--- Listed records ---
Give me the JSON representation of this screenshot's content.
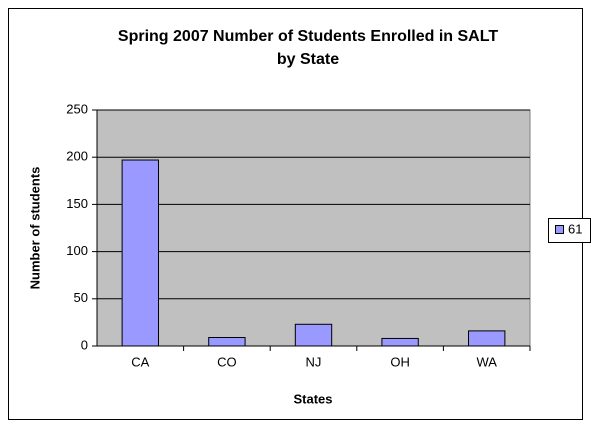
{
  "chart_data": {
    "type": "bar",
    "title": [
      "Spring 2007 Number of Students Enrolled in SALT",
      "by State"
    ],
    "x_label": "States",
    "y_label": "Number of students",
    "categories": [
      "CA",
      "CO",
      "NJ",
      "OH",
      "WA"
    ],
    "series": [
      {
        "name": "61",
        "color": "#9999ff",
        "values": [
          197,
          9,
          23,
          8,
          16
        ]
      }
    ],
    "ylim": [
      0,
      250
    ],
    "yticks": [
      0,
      50,
      100,
      150,
      200,
      250
    ],
    "grid": true,
    "legend": "right",
    "plot_background": "#c0c0c0"
  }
}
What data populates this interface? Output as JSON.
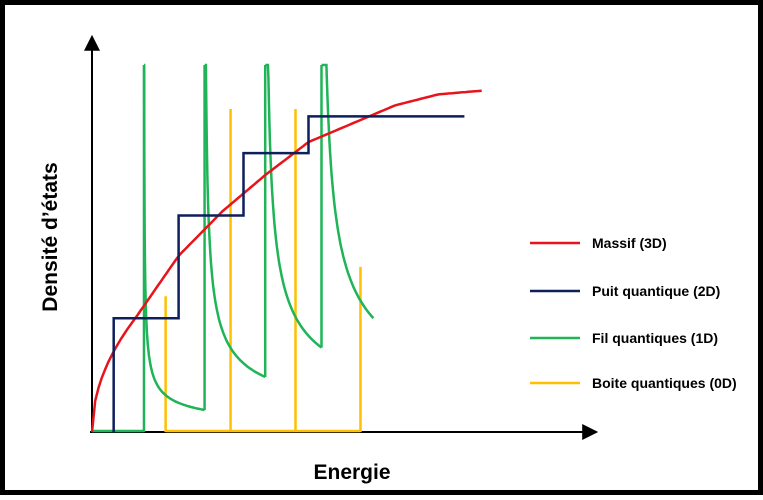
{
  "chart_data": {
    "type": "line",
    "xlabel": "Energie",
    "ylabel": "Densité d’états",
    "xlim": [
      0,
      10
    ],
    "ylim": [
      0,
      10
    ],
    "grid": false,
    "legend_position": "right",
    "series": [
      {
        "name": "Massif (3D)",
        "color": "#e8141b",
        "kind": "sqrt-curve",
        "points": [
          [
            0,
            0
          ],
          [
            1,
            3.1
          ],
          [
            2,
            4.8
          ],
          [
            3,
            6.0
          ],
          [
            4,
            7.0
          ],
          [
            5,
            7.9
          ],
          [
            6,
            8.4
          ],
          [
            7,
            8.9
          ],
          [
            8,
            9.2
          ],
          [
            9,
            9.3
          ]
        ]
      },
      {
        "name": "Puit quantique (2D)",
        "color": "#0d1f5c",
        "kind": "steps",
        "steps": [
          [
            0.5,
            3.1
          ],
          [
            2.0,
            5.9
          ],
          [
            3.5,
            7.6
          ],
          [
            5.0,
            8.6
          ],
          [
            8.6,
            8.6
          ]
        ]
      },
      {
        "name": "Fil quantiques (1D)",
        "color": "#1eb457",
        "kind": "inverse-sqrt",
        "onsets": [
          1.2,
          2.6,
          4.0,
          5.3
        ],
        "tails": [
          [
            2.6,
            0.6
          ],
          [
            4.0,
            1.5
          ],
          [
            5.3,
            2.3
          ],
          [
            6.5,
            3.1
          ]
        ]
      },
      {
        "name": "Boite quantiques (0D)",
        "color": "#ffc000",
        "kind": "delta",
        "levels": [
          1.7,
          3.2,
          4.7,
          6.2
        ],
        "heights": [
          3.7,
          8.8,
          8.8,
          4.5
        ]
      }
    ]
  }
}
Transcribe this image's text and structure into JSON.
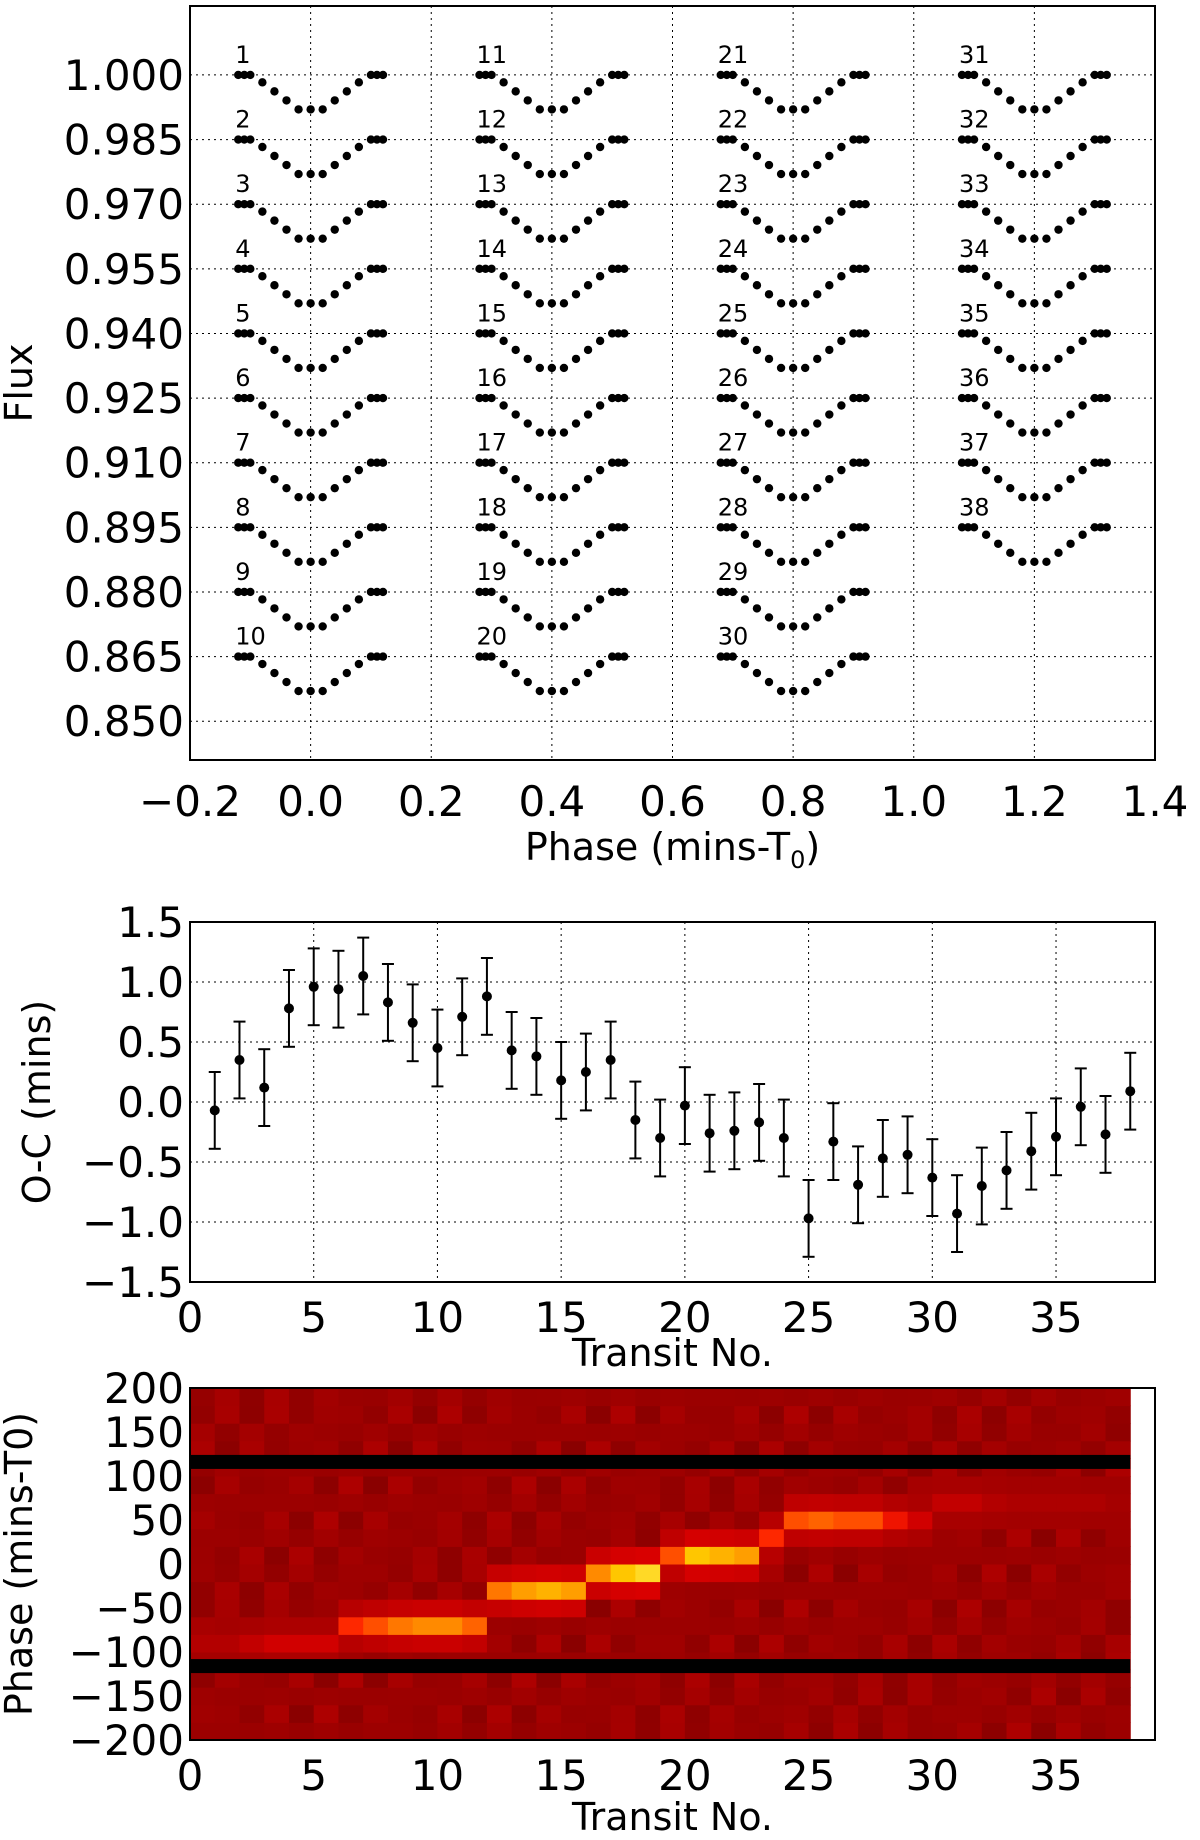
{
  "chart_data": [
    {
      "type": "scatter",
      "xlabel": "Phase (mins-T",
      "xlabel_sub": "0",
      "xlabel_close": ")",
      "ylabel": "Flux",
      "xlim": [
        -0.2,
        1.4
      ],
      "ylim": [
        0.841,
        1.016
      ],
      "xticks": [
        -0.2,
        0.0,
        0.2,
        0.4,
        0.6,
        0.8,
        1.0,
        1.2,
        1.4
      ],
      "xtick_labels": [
        "−0.2",
        "0.0",
        "0.2",
        "0.4",
        "0.6",
        "0.8",
        "1.0",
        "1.2",
        "1.4"
      ],
      "yticks": [
        1.0,
        0.985,
        0.97,
        0.955,
        0.94,
        0.925,
        0.91,
        0.895,
        0.88,
        0.865,
        0.85
      ],
      "ytick_labels": [
        "1.000",
        "0.985",
        "0.970",
        "0.955",
        "0.940",
        "0.925",
        "0.910",
        "0.895",
        "0.880",
        "0.865",
        "0.850"
      ],
      "grid": true,
      "phase_x": [
        -0.12,
        -0.11,
        -0.1,
        -0.08,
        -0.06,
        -0.04,
        -0.02,
        0.0,
        0.02,
        0.04,
        0.06,
        0.08,
        0.1,
        0.11,
        0.12
      ],
      "columns": [
        {
          "x_offset": 0.0,
          "transits": [
            1,
            2,
            3,
            4,
            5,
            6,
            7,
            8,
            9,
            10
          ]
        },
        {
          "x_offset": 0.4,
          "transits": [
            11,
            12,
            13,
            14,
            15,
            16,
            17,
            18,
            19,
            20
          ]
        },
        {
          "x_offset": 0.8,
          "transits": [
            21,
            22,
            23,
            24,
            25,
            26,
            27,
            28,
            29,
            30
          ]
        },
        {
          "x_offset": 1.2,
          "transits": [
            31,
            32,
            33,
            34,
            35,
            36,
            37,
            38
          ]
        }
      ],
      "row_flux_baseline": [
        1.0,
        0.985,
        0.97,
        0.955,
        0.94,
        0.925,
        0.91,
        0.895,
        0.88,
        0.865
      ],
      "transit_depth": 0.008,
      "labels": [
        "1",
        "2",
        "3",
        "4",
        "5",
        "6",
        "7",
        "8",
        "9",
        "10",
        "11",
        "12",
        "13",
        "14",
        "15",
        "16",
        "17",
        "18",
        "19",
        "20",
        "21",
        "22",
        "23",
        "24",
        "25",
        "26",
        "27",
        "28",
        "29",
        "30",
        "31",
        "32",
        "33",
        "34",
        "35",
        "36",
        "37",
        "38"
      ]
    },
    {
      "type": "scatter",
      "xlabel": "Transit No.",
      "ylabel": "O-C (mins)",
      "xlim": [
        0,
        39
      ],
      "ylim": [
        -1.5,
        1.5
      ],
      "xticks": [
        0,
        5,
        10,
        15,
        20,
        25,
        30,
        35
      ],
      "xtick_labels": [
        "0",
        "5",
        "10",
        "15",
        "20",
        "25",
        "30",
        "35"
      ],
      "yticks": [
        1.5,
        1.0,
        0.5,
        0.0,
        -0.5,
        -1.0,
        -1.5
      ],
      "ytick_labels": [
        "1.5",
        "1.0",
        "0.5",
        "0.0",
        "−0.5",
        "−1.0",
        "−1.5"
      ],
      "grid": true,
      "error": 0.32,
      "x": [
        1,
        2,
        3,
        4,
        5,
        6,
        7,
        8,
        9,
        10,
        11,
        12,
        13,
        14,
        15,
        16,
        17,
        18,
        19,
        20,
        21,
        22,
        23,
        24,
        25,
        26,
        27,
        28,
        29,
        30,
        31,
        32,
        33,
        34,
        35,
        36,
        37,
        38
      ],
      "y": [
        -0.07,
        0.35,
        0.12,
        0.78,
        0.96,
        0.94,
        1.05,
        0.83,
        0.66,
        0.45,
        0.71,
        0.88,
        0.43,
        0.38,
        0.18,
        0.25,
        0.35,
        -0.15,
        -0.3,
        -0.03,
        -0.26,
        -0.24,
        -0.17,
        -0.3,
        -0.97,
        -0.33,
        -0.69,
        -0.47,
        -0.44,
        -0.63,
        -0.93,
        -0.7,
        -0.57,
        -0.41,
        -0.29,
        -0.04,
        -0.27,
        0.09
      ]
    },
    {
      "type": "heatmap",
      "xlabel": "Transit No.",
      "ylabel": "Phase (mins-T0)",
      "xlim": [
        0,
        39
      ],
      "ylim": [
        -200,
        200
      ],
      "xticks": [
        0,
        5,
        10,
        15,
        20,
        25,
        30,
        35
      ],
      "xtick_labels": [
        "0",
        "5",
        "10",
        "15",
        "20",
        "25",
        "30",
        "35"
      ],
      "yticks": [
        200,
        150,
        100,
        50,
        0,
        -50,
        -100,
        -150,
        -200
      ],
      "ytick_labels": [
        "200",
        "150",
        "100",
        "50",
        "0",
        "−50",
        "−100",
        "−150",
        "−200"
      ],
      "grid": false,
      "n_transits": 38,
      "phase_bin_edges": [
        -200,
        -180,
        -160,
        -140,
        -120,
        -100,
        -80,
        -60,
        -40,
        -20,
        0,
        20,
        40,
        60,
        80,
        100,
        120,
        140,
        160,
        180,
        200
      ],
      "dark_bands_phase": [
        116,
        -116
      ],
      "peak_phase_by_transit": [
        -90,
        -90,
        -90,
        -90,
        -90,
        -90,
        -70,
        -70,
        -70,
        -70,
        -70,
        -70,
        -30,
        -30,
        -30,
        -30,
        -10,
        -10,
        -10,
        10,
        10,
        10,
        10,
        30,
        50,
        50,
        50,
        50,
        50,
        50,
        70,
        70,
        70,
        70,
        70,
        70,
        70,
        70
      ],
      "peak_intensity_by_transit": [
        0.2,
        0.2,
        0.25,
        0.3,
        0.3,
        0.3,
        0.45,
        0.55,
        0.65,
        0.7,
        0.7,
        0.6,
        0.65,
        0.75,
        0.8,
        0.75,
        0.7,
        0.85,
        0.9,
        0.55,
        0.85,
        0.8,
        0.75,
        0.45,
        0.55,
        0.6,
        0.55,
        0.55,
        0.4,
        0.3,
        0.25,
        0.25,
        0.2,
        0.18,
        0.18,
        0.18,
        0.15,
        0.15
      ]
    }
  ]
}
---
• **Written task**: Count the lines in the entries above that include the string "name", then give only that figure.

• **Solution for this exercise**: 5